Exercise prompt ▸
Repeat each entry below without omitting a single word.

*** Data for review ***

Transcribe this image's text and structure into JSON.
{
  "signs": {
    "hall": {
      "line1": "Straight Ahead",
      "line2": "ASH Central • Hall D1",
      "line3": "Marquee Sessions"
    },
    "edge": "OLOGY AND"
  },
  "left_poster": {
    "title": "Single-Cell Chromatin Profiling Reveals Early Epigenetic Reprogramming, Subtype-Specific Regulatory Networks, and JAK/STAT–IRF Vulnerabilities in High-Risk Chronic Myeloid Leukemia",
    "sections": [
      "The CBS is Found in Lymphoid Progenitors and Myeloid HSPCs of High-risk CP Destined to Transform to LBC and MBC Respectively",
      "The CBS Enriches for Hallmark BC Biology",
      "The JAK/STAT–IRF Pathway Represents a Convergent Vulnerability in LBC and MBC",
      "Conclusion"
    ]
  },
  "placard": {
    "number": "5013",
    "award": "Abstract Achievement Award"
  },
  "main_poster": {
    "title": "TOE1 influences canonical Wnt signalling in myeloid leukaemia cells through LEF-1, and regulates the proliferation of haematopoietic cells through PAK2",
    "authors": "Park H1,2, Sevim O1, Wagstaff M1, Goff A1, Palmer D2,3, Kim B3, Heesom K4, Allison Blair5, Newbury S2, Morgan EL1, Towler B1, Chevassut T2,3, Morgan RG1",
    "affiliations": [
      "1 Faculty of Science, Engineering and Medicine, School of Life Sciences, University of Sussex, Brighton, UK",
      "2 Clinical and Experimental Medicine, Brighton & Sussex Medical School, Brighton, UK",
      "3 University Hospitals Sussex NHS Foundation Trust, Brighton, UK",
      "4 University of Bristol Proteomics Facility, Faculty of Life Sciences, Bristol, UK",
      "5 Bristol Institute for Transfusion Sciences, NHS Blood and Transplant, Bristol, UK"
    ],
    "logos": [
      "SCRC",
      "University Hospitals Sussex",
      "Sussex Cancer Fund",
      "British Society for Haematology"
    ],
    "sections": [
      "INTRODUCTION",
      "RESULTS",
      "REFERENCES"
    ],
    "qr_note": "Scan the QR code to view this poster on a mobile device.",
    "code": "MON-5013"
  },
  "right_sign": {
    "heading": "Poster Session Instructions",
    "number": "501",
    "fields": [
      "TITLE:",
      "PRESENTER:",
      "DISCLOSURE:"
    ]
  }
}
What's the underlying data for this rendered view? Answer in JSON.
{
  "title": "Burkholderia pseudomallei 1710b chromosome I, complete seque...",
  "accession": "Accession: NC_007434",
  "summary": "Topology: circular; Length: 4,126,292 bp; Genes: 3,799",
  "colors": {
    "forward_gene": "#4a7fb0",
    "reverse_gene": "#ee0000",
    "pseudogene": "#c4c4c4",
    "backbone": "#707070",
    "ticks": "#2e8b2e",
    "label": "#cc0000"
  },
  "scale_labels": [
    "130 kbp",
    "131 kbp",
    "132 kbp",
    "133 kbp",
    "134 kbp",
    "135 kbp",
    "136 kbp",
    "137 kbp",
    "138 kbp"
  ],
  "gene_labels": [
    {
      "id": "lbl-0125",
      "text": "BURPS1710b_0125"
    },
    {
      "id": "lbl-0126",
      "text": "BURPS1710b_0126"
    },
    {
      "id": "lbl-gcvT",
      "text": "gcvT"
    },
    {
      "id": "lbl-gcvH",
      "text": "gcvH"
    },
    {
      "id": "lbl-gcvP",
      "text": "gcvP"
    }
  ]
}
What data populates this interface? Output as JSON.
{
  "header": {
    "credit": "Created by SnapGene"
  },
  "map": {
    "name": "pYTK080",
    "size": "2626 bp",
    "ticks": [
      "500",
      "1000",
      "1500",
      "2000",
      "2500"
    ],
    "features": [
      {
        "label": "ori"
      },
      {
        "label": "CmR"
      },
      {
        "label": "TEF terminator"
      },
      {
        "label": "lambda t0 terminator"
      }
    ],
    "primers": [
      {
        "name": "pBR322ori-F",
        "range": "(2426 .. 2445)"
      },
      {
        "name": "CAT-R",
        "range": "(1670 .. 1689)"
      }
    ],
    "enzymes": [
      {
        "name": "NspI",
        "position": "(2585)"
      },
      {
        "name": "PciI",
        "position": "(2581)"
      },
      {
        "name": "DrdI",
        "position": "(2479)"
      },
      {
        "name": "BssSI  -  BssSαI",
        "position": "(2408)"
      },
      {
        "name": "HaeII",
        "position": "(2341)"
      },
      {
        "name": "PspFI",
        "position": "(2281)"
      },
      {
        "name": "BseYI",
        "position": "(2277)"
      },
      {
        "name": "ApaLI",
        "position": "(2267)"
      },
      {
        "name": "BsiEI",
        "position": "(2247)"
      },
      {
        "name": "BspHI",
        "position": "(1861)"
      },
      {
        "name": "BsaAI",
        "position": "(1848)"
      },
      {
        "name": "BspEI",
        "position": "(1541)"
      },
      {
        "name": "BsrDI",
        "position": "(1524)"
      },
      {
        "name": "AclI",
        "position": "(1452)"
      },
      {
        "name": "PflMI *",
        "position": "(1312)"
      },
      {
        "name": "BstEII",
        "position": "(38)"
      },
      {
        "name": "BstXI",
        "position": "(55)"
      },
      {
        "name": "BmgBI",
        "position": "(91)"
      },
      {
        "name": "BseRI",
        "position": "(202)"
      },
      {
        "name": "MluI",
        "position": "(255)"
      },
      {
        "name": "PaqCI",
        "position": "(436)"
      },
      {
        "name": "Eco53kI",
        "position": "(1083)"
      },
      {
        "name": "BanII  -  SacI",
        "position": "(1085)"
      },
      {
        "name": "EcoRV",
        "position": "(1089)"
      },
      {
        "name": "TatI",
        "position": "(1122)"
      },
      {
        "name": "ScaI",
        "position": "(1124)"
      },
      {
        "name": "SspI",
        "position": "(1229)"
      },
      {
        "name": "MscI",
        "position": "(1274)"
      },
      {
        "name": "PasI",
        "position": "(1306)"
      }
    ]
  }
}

*** End of Data for review ***

Response to the exercise ▸
Transcribe this image's text and structure into JSON.
{
  "signs": {
    "hall": {
      "line1": "Straight Ahead",
      "line2": "ASH Central • Hall D1",
      "line3": "Marquee Sessions"
    },
    "edge": "OLOGY AND"
  },
  "left_poster": {
    "title": "Single-Cell Chromatin Profiling Reveals Early Epigenetic Reprogramming, Subtype-Specific Regulatory Networks, and JAK/STAT–IRF Vulnerabilities in High-Risk Chronic Myeloid Leukemia",
    "sections": [
      "The CBS is Found in Lymphoid Progenitors and Myeloid HSPCs of High-risk CP Destined to Transform to LBC and MBC Respectively",
      "The CBS Enriches for Hallmark BC Biology",
      "The JAK/STAT–IRF Pathway Represents a Convergent Vulnerability in LBC and MBC",
      "Conclusion"
    ]
  },
  "placard": {
    "number": "5013",
    "award": "Abstract Achievement Award"
  },
  "main_poster": {
    "title": "TOE1 influences canonical Wnt signalling in myeloid leukaemia cells through LEF-1, and regulates the proliferation of haematopoietic cells through PAK2",
    "authors": "Park H1,2, Sevim O1, Wagstaff M1, Goff A1, Palmer D2,3, Kim B3, Heesom K4, Allison Blair5, Newbury S2, Morgan EL1, Towler B1, Chevassut T2,3, Morgan RG1",
    "affiliations": [
      "1 Faculty of Science, Engineering and Medicine, School of Life Sciences, University of Sussex, Brighton, UK",
      "2 Clinical and Experimental Medicine, Brighton & Sussex Medical School, Brighton, UK",
      "3 University Hospitals Sussex NHS Foundation Trust, Brighton, UK",
      "4 University of Bristol Proteomics Facility, Faculty of Life Sciences, Bristol, UK",
      "5 Bristol Institute for Transfusion Sciences, NHS Blood and Transplant, Bristol, UK"
    ],
    "logos": [
      "SCRC",
      "University Hospitals Sussex",
      "Sussex Cancer Fund",
      "British Society for Haematology"
    ],
    "sections": [
      "INTRODUCTION",
      "RESULTS",
      "REFERENCES"
    ],
    "qr_note": "Scan the QR code to view this poster on a mobile device.",
    "code": "MON-5013"
  },
  "right_sign": {
    "heading": "Poster Session Instructions",
    "number": "501",
    "fields": [
      "TITLE:",
      "PRESENTER:",
      "DISCLOSURE:"
    ]
  }
}
What's the underlying data for this rendered view? Answer in JSON.
{
  "title": "Burkholderia pseudomallei 1710b chromosome I, complete seque...",
  "accession": "Accession: NC_007434",
  "summary": "Topology: circular; Length: 4,126,292 bp; Genes: 3,799",
  "colors": {
    "forward_gene": "#4a7fb0",
    "reverse_gene": "#ee0000",
    "pseudogene": "#c4c4c4",
    "backbone": "#707070",
    "ticks": "#2e8b2e",
    "label": "#cc0000"
  },
  "scale_labels": [
    "130 kbp",
    "131 kbp",
    "132 kbp",
    "133 kbp",
    "134 kbp",
    "135 kbp",
    "136 kbp",
    "137 kbp",
    "138 kbp"
  ],
  "gene_labels": [
    {
      "id": "lbl-0125",
      "text": "BURPS1710b_0125"
    },
    {
      "id": "lbl-0126",
      "text": "BURPS1710b_0126"
    },
    {
      "id": "lbl-gcvT",
      "text": "gcvT"
    },
    {
      "id": "lbl-gcvH",
      "text": "gcvH"
    },
    {
      "id": "lbl-gcvP",
      "text": "gcvP"
    }
  ]
}
What data populates this interface? Output as JSON.
{
  "header": {
    "credit": "Created by SnapGene"
  },
  "map": {
    "name": "pYTK080",
    "size": "2626 bp",
    "ticks": [
      "500",
      "1000",
      "1500",
      "2000",
      "2500"
    ],
    "features": [
      {
        "label": "ori"
      },
      {
        "label": "CmR"
      },
      {
        "label": "TEF terminator"
      },
      {
        "label": "lambda t0 terminator"
      }
    ],
    "primers": [
      {
        "name": "pBR322ori-F",
        "range": "(2426 .. 2445)"
      },
      {
        "name": "CAT-R",
        "range": "(1670 .. 1689)"
      }
    ],
    "enzymes": [
      {
        "name": "NspI",
        "position": "(2585)"
      },
      {
        "name": "PciI",
        "position": "(2581)"
      },
      {
        "name": "DrdI",
        "position": "(2479)"
      },
      {
        "name": "BssSI  -  BssSαI",
        "position": "(2408)"
      },
      {
        "name": "HaeII",
        "position": "(2341)"
      },
      {
        "name": "PspFI",
        "position": "(2281)"
      },
      {
        "name": "BseYI",
        "position": "(2277)"
      },
      {
        "name": "ApaLI",
        "position": "(2267)"
      },
      {
        "name": "BsiEI",
        "position": "(2247)"
      },
      {
        "name": "BspHI",
        "position": "(1861)"
      },
      {
        "name": "BsaAI",
        "position": "(1848)"
      },
      {
        "name": "BspEI",
        "position": "(1541)"
      },
      {
        "name": "BsrDI",
        "position": "(1524)"
      },
      {
        "name": "AclI",
        "position": "(1452)"
      },
      {
        "name": "PflMI *",
        "position": "(1312)"
      },
      {
        "name": "BstEII",
        "position": "(38)"
      },
      {
        "name": "BstXI",
        "position": "(55)"
      },
      {
        "name": "BmgBI",
        "position": "(91)"
      },
      {
        "name": "BseRI",
        "position": "(202)"
      },
      {
        "name": "MluI",
        "position": "(255)"
      },
      {
        "name": "PaqCI",
        "position": "(436)"
      },
      {
        "name": "Eco53kI",
        "position": "(1083)"
      },
      {
        "name": "BanII  -  SacI",
        "position": "(1085)"
      },
      {
        "name": "EcoRV",
        "position": "(1089)"
      },
      {
        "name": "TatI",
        "position": "(1122)"
      },
      {
        "name": "ScaI",
        "position": "(1124)"
      },
      {
        "name": "SspI",
        "position": "(1229)"
      },
      {
        "name": "MscI",
        "position": "(1274)"
      },
      {
        "name": "PasI",
        "position": "(1306)"
      }
    ]
  }
}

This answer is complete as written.